#### Information given

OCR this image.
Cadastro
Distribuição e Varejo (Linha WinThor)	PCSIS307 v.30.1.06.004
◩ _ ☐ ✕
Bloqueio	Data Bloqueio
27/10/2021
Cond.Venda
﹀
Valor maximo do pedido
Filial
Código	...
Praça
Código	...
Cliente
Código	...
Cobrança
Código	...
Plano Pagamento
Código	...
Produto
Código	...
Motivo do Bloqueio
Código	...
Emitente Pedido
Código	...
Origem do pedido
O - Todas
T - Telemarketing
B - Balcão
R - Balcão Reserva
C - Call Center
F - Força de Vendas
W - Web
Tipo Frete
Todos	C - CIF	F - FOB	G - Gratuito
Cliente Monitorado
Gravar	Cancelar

#### What the task asks
Take the listing above and set it down exactly.

#### Response to this task
OCR this image.
Cadastro
Distribuição e Varejo (Linha WinThor)	PCSIS307 v.30.1.06.004
◩ _ ☐ ✕
Bloqueio	Data Bloqueio
27/10/2021
Cond.Venda
﹀
Valor maximo do pedido
Filial
Código	...
Praça
Código	...
Cliente
Código	...
Cobrança
Código	...
Plano Pagamento
Código	...
Produto
Código	...
Motivo do Bloqueio
Código	...
Emitente Pedido
Código	...
Origem do pedido
O - Todas
T - Telemarketing
B - Balcão
R - Balcão Reserva
C - Call Center
F - Força de Vendas
W - Web
Tipo Frete
Todos	C - CIF	F - FOB	G - Gratuito
Cliente Monitorado
Gravar	Cancelar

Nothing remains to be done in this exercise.